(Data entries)
=-=-=-=-=

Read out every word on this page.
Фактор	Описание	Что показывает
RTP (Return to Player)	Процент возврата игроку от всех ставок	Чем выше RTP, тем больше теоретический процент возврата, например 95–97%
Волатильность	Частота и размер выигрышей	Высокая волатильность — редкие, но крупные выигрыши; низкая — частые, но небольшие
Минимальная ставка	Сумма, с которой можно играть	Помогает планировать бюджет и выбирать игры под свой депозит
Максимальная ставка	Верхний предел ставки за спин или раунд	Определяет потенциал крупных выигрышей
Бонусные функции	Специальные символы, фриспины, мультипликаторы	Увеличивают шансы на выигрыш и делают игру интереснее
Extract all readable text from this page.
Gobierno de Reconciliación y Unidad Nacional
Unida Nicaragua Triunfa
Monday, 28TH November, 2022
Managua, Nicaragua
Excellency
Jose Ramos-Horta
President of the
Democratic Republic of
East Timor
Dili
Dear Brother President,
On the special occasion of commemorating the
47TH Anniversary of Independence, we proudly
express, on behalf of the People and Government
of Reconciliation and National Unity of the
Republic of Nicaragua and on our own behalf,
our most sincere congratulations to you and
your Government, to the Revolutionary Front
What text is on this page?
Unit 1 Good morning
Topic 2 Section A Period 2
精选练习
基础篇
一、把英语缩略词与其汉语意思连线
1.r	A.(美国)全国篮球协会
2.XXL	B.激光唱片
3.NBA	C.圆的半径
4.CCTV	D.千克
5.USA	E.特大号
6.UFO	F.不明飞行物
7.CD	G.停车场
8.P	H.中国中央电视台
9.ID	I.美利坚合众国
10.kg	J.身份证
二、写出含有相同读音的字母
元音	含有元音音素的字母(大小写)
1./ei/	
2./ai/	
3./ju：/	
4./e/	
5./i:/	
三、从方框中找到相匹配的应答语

=-=-=-=-=

__Exercise task__. Identify the lines in the entries above that contain "this", then copy them out.

__Expected output__.
Read out every word on this page.
Extract all readable text from this page.
What text is on this page?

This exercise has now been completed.